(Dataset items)

* * *

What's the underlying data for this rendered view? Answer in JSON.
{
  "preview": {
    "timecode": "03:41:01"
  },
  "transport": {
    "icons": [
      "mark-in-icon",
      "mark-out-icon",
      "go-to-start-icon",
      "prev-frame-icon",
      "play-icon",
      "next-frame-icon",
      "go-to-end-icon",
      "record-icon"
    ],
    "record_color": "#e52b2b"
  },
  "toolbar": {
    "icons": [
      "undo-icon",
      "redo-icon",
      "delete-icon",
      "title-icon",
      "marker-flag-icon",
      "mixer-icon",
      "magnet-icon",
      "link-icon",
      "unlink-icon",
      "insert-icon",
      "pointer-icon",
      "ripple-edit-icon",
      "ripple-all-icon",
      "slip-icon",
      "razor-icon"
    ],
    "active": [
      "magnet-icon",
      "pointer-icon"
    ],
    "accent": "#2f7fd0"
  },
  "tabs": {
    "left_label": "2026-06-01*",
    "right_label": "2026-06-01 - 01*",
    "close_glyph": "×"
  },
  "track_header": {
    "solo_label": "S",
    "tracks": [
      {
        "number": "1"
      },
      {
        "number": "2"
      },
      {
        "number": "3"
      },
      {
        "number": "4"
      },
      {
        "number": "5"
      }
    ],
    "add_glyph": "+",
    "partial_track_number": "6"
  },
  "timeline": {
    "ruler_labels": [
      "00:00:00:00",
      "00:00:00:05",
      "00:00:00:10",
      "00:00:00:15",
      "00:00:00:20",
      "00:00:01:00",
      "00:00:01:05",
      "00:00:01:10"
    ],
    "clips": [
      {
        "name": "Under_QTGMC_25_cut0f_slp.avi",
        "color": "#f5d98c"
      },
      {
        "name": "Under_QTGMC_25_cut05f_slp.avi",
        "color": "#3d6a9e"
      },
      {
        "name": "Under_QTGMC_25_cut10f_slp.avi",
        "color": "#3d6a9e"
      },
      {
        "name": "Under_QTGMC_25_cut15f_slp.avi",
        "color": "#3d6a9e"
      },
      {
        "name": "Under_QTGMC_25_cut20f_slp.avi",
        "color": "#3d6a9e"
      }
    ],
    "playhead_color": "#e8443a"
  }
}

* * *

WHAT YOU NEED TO DO: Please restate the data word for word, every record included.

RESPONSE:
What's the underlying data for this rendered view? Answer in JSON.
{
  "preview": {
    "timecode": "03:41:01"
  },
  "transport": {
    "icons": [
      "mark-in-icon",
      "mark-out-icon",
      "go-to-start-icon",
      "prev-frame-icon",
      "play-icon",
      "next-frame-icon",
      "go-to-end-icon",
      "record-icon"
    ],
    "record_color": "#e52b2b"
  },
  "toolbar": {
    "icons": [
      "undo-icon",
      "redo-icon",
      "delete-icon",
      "title-icon",
      "marker-flag-icon",
      "mixer-icon",
      "magnet-icon",
      "link-icon",
      "unlink-icon",
      "insert-icon",
      "pointer-icon",
      "ripple-edit-icon",
      "ripple-all-icon",
      "slip-icon",
      "razor-icon"
    ],
    "active": [
      "magnet-icon",
      "pointer-icon"
    ],
    "accent": "#2f7fd0"
  },
  "tabs": {
    "left_label": "2026-06-01*",
    "right_label": "2026-06-01 - 01*",
    "close_glyph": "×"
  },
  "track_header": {
    "solo_label": "S",
    "tracks": [
      {
        "number": "1"
      },
      {
        "number": "2"
      },
      {
        "number": "3"
      },
      {
        "number": "4"
      },
      {
        "number": "5"
      }
    ],
    "add_glyph": "+",
    "partial_track_number": "6"
  },
  "timeline": {
    "ruler_labels": [
      "00:00:00:00",
      "00:00:00:05",
      "00:00:00:10",
      "00:00:00:15",
      "00:00:00:20",
      "00:00:01:00",
      "00:00:01:05",
      "00:00:01:10"
    ],
    "clips": [
      {
        "name": "Under_QTGMC_25_cut0f_slp.avi",
        "color": "#f5d98c"
      },
      {
        "name": "Under_QTGMC_25_cut05f_slp.avi",
        "color": "#3d6a9e"
      },
      {
        "name": "Under_QTGMC_25_cut10f_slp.avi",
        "color": "#3d6a9e"
      },
      {
        "name": "Under_QTGMC_25_cut15f_slp.avi",
        "color": "#3d6a9e"
      },
      {
        "name": "Under_QTGMC_25_cut20f_slp.avi",
        "color": "#3d6a9e"
      }
    ],
    "playhead_color": "#e8443a"
  }
}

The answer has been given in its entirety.